** START DATA TO USE **

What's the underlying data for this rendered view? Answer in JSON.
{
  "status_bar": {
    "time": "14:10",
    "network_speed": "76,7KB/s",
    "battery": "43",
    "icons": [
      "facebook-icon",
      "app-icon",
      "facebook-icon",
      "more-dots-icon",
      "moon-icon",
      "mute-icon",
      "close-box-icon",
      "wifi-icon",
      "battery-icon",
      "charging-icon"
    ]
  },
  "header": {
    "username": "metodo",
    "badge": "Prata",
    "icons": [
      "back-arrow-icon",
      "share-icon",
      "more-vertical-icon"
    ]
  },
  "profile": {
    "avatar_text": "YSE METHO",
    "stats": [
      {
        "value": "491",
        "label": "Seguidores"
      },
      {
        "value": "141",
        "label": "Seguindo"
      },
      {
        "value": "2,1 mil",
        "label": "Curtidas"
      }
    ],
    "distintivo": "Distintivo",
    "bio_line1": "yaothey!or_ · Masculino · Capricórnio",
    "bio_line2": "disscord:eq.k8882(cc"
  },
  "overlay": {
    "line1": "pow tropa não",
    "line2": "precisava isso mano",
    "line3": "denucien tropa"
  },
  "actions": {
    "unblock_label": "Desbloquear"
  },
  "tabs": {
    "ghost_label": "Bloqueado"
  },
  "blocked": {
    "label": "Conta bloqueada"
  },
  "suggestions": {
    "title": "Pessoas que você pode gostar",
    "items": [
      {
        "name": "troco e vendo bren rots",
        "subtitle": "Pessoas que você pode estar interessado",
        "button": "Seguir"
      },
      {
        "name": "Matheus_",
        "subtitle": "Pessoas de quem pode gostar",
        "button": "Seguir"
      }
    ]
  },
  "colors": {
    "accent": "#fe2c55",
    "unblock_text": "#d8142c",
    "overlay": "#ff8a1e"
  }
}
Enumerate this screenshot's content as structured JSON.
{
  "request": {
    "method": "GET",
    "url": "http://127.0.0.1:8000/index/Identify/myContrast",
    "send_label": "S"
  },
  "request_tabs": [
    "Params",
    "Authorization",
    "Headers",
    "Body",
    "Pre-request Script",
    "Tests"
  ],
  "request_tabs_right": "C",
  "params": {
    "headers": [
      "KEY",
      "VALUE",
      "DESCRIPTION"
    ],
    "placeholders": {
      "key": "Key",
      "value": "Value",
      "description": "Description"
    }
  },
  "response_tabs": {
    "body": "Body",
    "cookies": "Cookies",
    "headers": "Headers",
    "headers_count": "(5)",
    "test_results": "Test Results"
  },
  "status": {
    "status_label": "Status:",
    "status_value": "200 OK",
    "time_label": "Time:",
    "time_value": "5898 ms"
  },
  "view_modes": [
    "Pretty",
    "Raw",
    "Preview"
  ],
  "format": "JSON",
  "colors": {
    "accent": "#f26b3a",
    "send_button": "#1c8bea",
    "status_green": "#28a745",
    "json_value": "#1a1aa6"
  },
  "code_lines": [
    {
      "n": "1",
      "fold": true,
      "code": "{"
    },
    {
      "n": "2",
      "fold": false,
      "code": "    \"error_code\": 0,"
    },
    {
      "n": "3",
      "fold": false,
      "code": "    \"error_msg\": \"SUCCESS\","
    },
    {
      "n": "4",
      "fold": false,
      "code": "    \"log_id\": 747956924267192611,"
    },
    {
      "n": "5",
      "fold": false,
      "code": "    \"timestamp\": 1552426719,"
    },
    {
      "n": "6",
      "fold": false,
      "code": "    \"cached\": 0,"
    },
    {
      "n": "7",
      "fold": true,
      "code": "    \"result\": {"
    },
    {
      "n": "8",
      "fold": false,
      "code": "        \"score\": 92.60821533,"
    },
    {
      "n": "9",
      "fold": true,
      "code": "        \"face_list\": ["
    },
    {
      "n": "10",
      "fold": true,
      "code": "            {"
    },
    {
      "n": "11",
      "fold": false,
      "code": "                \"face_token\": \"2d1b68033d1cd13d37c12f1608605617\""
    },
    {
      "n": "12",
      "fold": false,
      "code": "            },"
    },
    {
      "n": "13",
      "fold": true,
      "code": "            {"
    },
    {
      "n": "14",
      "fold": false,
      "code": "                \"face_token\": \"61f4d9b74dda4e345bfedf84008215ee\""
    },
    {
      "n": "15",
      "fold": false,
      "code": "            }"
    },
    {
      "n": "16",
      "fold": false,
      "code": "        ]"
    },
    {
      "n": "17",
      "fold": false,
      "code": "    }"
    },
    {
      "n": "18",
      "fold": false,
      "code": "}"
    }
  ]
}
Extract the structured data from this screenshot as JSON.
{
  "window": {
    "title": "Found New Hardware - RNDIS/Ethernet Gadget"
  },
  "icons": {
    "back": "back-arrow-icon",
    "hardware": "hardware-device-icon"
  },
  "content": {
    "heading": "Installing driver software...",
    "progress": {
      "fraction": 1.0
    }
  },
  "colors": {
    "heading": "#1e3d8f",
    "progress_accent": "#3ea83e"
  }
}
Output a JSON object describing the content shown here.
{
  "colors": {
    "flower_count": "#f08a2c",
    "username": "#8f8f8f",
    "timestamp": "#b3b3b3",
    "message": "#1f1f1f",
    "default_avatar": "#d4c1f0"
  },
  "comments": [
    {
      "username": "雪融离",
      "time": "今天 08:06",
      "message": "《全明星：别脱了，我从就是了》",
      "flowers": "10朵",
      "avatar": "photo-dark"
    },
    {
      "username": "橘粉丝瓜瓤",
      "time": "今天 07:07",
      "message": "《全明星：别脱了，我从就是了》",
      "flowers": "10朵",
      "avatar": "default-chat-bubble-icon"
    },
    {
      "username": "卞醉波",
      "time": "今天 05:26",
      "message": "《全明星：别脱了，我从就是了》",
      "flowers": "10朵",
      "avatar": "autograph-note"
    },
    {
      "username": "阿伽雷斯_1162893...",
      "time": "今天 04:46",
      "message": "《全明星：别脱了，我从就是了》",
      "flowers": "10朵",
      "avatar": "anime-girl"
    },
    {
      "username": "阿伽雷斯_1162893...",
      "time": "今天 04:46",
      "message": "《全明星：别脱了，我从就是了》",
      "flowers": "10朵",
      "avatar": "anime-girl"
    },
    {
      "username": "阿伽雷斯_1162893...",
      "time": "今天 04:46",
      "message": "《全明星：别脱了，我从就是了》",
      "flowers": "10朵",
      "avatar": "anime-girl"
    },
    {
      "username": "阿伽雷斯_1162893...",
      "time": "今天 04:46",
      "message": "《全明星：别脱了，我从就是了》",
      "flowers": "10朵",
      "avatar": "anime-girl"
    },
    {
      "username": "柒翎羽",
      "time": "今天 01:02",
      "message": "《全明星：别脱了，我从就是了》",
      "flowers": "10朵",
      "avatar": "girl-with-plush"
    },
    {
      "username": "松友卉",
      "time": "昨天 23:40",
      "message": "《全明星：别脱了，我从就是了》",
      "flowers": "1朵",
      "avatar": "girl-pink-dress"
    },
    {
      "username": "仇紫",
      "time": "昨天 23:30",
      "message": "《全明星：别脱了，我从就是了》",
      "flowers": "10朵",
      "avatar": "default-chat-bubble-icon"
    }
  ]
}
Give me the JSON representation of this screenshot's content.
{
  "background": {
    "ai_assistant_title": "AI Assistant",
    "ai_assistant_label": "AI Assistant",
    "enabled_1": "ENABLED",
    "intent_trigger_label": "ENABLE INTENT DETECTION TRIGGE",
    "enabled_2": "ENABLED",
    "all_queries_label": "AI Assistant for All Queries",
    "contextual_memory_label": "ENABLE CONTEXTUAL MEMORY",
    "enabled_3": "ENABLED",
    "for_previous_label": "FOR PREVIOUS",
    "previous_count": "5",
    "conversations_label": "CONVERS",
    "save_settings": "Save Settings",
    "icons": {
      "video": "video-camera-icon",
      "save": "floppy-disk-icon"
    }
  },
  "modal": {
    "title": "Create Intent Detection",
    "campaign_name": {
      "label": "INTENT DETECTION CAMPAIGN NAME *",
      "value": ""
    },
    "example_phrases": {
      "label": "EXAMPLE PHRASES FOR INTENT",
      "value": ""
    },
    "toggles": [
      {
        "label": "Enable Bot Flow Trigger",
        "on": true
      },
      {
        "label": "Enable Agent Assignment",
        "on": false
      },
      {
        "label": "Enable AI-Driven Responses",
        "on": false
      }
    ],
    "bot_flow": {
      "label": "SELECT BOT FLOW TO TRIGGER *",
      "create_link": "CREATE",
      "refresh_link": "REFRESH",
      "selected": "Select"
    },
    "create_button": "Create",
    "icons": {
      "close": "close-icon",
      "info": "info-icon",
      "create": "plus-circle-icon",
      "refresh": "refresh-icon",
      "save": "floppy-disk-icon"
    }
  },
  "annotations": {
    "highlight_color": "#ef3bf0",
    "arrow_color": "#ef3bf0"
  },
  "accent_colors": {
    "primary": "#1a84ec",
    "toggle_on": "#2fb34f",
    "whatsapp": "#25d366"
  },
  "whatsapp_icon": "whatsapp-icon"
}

** END DATA TO USE **

■ **TASK GOAL**:
Where a line contains the string "subtitle", extract that line.

■ **SOLVED PROBLEM**:
        "subtitle": "Pessoas que você pode estar interessado",
        "subtitle": "Pessoas de quem pode gostar",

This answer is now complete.